--- Texte fourni ---

Merci les gorilles !
26/01/16

Les travaux de Barbara Haurez, chercheuse au Laboratoire de foresterie des régions tropicales et subtropicales de Gembloux Agro-Bio Tech (Université de Liège), montrent que les populations de gorilles des plaines de l'Ouest, qui peuvent être résilientes à l'exploitation forestière telle qu'elle se pratique le plus souvent en Afrique centrale (c'est-à-dire sélective), jouent au sein des forêts exploitées un rôle déterminant dans la dispersion des graines, tant sur le plan quantitatif que qualitatif. En déposant une majorité de graines ingérées sur son site de nidification, le gorille contribue en effet à la régénération de certaines espèces botaniques: lianes, herbacées, arbres, etc. Tout profit pour la forêt et pour les espèces (dont l’homme !) qui la fréquentent.

Gorille1Le gorille des montagnes (Gorilla beringei beringei) est probablement l''un des animaux les plus emblématiques du bassin du fleuve Congo, particulièrement au parc des Virunga, en République démocratique du Congo. Moins connu du grand public, mais à peine moins spectaculaire, le gorille des plaines de l'Ouest (Gorilla gorilla gorilla) fréquente la partie plus occidentale de l'Afrique centrale. Même si son nom ne l'indique pas, il affectionne le biotope forestier, particulièrement la forêt dense  humide telle qu'on la trouve au Gabon, au Cameroun, en République centrafricaine, en Guinée équatoriale, etc. Malgré des effectifs relativement significatifs (estimation variable entre 100 000 et 200 000 individus), il est classé "en danger critique d'extinction" par l'Union Internationale de la Conservation de la Nature (UICN). En vingt ans à peine, cette espèce au taux de fécondité faible et à la maturité sexuelle tardive a vu ses effectifs fondre de près de 50%. Les menaces qui pèsent sur lui (déforestation, braconnage...) font craindre à l'UICN une baisse de ses populations de 80% dans les quarante prochaines années. Peu rassurant...

Comme son cousin des montagnes, le gorille des plaines vit en groupes dominés par un mâle adulte (ou "dos argenté"). Mais, à la différence du premier, il est essentiellement frugivore. Diurne, il parcourt en général deux à trois kilomètres par jour à la recherche d'une nourriture composée de fruits, de graines, de feuilles et d'écorces, occasionnellement de quelques insectes. L'apercevoir dans son élément naturel, touffu et difficilement pénétrable, tient de la gageure! L'animal est farouche et s'éloigne à la moindre odeur inhabituelle, au moindre bruit suspect. Chaque soir, les groupes de gorilles choisissent un site de repos, sous une canopée plutôt ouverte, où ils construisent des nids (le plus souvent au sol) élaborés à partir de tiges d'herbacées, de lianes et de branches d'arbres. Ils s'y installent pour la nuit, les femelles partageant le même nid que leurs jeunes non sevrés.

--- Données fournies ---
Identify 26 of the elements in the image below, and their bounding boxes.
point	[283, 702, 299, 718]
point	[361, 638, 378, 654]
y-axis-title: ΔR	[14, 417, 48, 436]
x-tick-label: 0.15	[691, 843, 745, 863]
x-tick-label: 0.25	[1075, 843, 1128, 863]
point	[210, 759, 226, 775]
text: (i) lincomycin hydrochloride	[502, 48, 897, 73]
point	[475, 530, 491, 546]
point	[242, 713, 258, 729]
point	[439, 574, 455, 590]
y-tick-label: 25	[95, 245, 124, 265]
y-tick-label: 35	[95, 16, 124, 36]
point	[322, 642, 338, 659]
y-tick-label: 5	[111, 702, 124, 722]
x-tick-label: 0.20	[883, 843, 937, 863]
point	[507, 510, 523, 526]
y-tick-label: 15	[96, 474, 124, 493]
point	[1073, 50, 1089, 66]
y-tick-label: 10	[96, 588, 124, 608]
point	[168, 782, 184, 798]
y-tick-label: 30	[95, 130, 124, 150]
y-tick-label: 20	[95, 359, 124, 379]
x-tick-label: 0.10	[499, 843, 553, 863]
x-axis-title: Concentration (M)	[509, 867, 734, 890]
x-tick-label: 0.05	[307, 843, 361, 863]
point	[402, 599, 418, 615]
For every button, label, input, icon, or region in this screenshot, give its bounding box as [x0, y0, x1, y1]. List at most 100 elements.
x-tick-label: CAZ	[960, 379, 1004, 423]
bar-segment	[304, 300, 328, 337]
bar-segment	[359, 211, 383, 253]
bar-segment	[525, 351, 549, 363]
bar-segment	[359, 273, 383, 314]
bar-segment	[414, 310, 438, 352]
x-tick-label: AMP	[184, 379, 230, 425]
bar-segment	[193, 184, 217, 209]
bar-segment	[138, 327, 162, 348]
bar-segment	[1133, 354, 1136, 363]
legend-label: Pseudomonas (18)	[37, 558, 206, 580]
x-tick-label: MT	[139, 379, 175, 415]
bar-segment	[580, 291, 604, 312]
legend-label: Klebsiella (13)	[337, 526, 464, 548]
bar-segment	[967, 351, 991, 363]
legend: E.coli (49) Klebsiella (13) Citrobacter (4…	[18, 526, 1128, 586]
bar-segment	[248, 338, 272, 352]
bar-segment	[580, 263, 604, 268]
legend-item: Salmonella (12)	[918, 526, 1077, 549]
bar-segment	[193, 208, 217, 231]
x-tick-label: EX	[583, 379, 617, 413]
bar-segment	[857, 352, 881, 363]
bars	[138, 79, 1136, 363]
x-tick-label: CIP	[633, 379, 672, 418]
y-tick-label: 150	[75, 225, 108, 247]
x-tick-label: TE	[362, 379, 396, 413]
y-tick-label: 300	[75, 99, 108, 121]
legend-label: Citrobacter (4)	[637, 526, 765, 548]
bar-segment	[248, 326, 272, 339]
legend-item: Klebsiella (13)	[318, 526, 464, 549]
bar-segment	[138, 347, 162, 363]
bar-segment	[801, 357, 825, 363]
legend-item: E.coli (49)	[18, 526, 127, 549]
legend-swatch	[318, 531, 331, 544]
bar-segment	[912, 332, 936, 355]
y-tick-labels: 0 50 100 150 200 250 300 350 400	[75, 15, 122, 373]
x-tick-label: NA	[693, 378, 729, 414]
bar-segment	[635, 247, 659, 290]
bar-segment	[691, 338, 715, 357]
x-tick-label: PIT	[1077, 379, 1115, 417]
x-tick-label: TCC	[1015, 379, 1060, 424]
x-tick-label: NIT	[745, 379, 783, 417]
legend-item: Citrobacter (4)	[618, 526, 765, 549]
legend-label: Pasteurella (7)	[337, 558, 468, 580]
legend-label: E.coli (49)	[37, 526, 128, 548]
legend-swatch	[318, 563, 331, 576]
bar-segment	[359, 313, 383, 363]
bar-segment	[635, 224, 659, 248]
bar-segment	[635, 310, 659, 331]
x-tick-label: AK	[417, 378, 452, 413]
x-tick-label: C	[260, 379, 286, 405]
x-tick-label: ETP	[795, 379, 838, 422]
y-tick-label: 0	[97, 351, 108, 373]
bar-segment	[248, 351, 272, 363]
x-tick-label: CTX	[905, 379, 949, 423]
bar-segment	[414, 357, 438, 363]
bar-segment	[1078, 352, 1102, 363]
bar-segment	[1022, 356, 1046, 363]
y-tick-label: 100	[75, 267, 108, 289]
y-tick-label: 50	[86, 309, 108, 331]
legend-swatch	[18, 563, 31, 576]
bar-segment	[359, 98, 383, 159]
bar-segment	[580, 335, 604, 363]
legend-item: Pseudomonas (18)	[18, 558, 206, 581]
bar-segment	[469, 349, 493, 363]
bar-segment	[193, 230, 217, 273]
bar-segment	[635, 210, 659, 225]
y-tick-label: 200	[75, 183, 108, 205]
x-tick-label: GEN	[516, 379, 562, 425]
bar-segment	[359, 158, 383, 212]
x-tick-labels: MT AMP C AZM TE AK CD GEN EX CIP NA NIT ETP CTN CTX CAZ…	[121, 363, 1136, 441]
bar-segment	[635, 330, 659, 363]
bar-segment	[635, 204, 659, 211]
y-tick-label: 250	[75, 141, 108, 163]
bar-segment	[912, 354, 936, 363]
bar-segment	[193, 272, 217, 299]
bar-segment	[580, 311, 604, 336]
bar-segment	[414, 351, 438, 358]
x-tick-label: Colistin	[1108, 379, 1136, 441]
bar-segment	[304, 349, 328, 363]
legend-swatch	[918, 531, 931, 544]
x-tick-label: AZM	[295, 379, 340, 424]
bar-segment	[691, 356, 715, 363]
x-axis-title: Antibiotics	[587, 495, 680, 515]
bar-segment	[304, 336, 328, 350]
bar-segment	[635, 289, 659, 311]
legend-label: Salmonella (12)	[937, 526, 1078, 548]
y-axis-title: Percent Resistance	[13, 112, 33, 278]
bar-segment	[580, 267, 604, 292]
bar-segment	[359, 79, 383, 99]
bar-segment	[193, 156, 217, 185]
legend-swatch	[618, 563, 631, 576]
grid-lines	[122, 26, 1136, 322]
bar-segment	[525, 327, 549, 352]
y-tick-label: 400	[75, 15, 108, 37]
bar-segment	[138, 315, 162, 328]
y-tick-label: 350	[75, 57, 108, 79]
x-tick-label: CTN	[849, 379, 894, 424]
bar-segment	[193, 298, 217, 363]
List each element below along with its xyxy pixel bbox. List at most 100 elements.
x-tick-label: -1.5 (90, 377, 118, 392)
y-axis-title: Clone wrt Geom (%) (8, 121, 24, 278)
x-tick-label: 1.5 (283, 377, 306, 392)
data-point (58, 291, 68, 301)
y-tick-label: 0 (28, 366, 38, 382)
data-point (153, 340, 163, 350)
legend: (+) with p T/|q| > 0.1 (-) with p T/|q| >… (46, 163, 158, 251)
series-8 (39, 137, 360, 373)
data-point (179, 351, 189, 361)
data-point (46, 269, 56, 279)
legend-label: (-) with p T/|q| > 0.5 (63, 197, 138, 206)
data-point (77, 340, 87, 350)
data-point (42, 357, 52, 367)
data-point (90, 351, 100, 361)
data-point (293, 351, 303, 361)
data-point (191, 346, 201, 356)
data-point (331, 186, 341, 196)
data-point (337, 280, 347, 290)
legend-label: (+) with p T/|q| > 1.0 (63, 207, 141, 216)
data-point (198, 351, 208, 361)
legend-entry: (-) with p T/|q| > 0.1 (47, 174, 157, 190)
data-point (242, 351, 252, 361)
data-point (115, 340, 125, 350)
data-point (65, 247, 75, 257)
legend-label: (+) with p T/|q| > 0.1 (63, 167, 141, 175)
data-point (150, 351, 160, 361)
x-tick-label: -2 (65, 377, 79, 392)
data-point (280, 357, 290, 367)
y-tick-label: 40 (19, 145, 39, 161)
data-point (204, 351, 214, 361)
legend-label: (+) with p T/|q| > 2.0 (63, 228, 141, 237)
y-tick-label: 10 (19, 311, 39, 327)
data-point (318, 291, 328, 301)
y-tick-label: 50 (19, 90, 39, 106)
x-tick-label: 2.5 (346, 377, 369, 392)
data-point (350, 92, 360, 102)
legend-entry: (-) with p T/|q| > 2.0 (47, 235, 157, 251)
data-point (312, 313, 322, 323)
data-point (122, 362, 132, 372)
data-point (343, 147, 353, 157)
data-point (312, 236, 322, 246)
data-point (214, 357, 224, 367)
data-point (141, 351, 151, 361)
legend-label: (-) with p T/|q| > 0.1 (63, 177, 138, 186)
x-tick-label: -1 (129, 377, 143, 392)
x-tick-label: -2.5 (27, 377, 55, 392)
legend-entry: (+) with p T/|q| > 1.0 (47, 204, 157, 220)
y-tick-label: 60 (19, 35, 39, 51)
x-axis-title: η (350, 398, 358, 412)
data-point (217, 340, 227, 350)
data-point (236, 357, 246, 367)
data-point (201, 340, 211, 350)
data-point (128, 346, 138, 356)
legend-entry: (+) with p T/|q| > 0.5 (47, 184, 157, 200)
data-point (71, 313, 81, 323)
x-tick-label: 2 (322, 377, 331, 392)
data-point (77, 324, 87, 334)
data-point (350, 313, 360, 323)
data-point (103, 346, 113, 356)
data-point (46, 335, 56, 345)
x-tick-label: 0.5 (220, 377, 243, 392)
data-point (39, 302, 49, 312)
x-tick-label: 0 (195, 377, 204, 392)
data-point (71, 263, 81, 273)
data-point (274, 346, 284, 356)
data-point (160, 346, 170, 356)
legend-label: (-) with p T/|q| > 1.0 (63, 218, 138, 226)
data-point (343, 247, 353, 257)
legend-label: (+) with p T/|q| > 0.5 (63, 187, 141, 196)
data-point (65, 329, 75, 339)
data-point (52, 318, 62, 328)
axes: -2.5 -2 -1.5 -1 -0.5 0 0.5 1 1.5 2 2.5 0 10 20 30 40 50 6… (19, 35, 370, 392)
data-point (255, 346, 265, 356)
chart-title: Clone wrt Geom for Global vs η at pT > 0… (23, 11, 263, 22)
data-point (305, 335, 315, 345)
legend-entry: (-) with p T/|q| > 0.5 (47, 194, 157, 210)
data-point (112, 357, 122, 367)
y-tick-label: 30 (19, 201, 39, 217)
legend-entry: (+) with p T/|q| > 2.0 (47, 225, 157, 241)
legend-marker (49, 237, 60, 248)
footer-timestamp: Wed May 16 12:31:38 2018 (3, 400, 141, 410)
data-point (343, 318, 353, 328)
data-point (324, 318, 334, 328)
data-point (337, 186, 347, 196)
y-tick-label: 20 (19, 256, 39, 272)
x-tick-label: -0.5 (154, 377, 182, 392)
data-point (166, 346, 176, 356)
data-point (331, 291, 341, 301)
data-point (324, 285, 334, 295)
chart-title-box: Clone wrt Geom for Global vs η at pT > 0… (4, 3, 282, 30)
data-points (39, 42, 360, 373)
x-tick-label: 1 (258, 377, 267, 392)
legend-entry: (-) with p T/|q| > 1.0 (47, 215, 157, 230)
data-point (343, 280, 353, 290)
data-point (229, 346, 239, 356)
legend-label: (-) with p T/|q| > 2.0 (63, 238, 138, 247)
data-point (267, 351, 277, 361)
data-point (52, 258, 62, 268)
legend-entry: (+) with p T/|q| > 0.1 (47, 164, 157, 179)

--- Travail à faire ---
[1] D'après le texte sur les gorilles, de quoi se compose la nourriture du gorille des plaines de l'Ouest ? Citez tous les aliments mentionnés.
[2] Donnez la suite du texte sur les gorilles des plaines de l'Ouest, en commençant juste après sa dernière phrase.

--- Réponses aux consignes ---
[1]
- des fruits
- des graines
- des feuilles
- des écorces
- occasionnellement, quelques insectes

[2]
La combinaison de ce régime alimentaire et de ces déplacements quotidiens joue-t-elle un rôle dans la dynamique de la forêt dense humide tropicale? Cette question a été, pendant quatre ans, au centre des travaux de Barbara Haurez, récemment promue docteure en Sciences agronomiques et Ingénierie biologique à Gembloux Agro-Bio Tech (ULg). "Depuis une vingtaine d'années, explique-t-elle, des équipes de recherches s'intéressent au rôle de dispersion des graines joué par divers animaux (éléphants, singes, etc.) à travers leurs excréments. Elles ont tout particulièrement mis en évidence le phénomène de "dispersion dirigée": certains animaux "disperseurs" déposent la majorité des graines dans des sites particulièrement favorables pour la germination des graines et la croissance des plantules. C'est le cas du gorille qui, en déposant une majorité de graines ingérées sur son site de nidification, contribue à la régénération de certaines espèces botaniques: lianes, herbacées, arbres, etc."

Traquer les nids de gorilles

Encore faut-il distinguer les espèces bénéficiaires, variables selon les régions. On peut par exemple se demander si ce phénomène profite à certaines espèces d'arbres ou de végétaux destinées à l'utilisation humaine, qu'il s'agisse de ressources alimentaires, de produits pour la pharmacopée ou de bois d’œuvre. Dans le contexte de l'exploitation des forêts d'Afrique centrale, il est également intéressant de caractériser les impacts du prélèvement d'arbres sur les populations de gorilles et, inversement, l'impact de ces dernières sur la régénération de la forêt, après le passage des bûcherons et des débardeurs.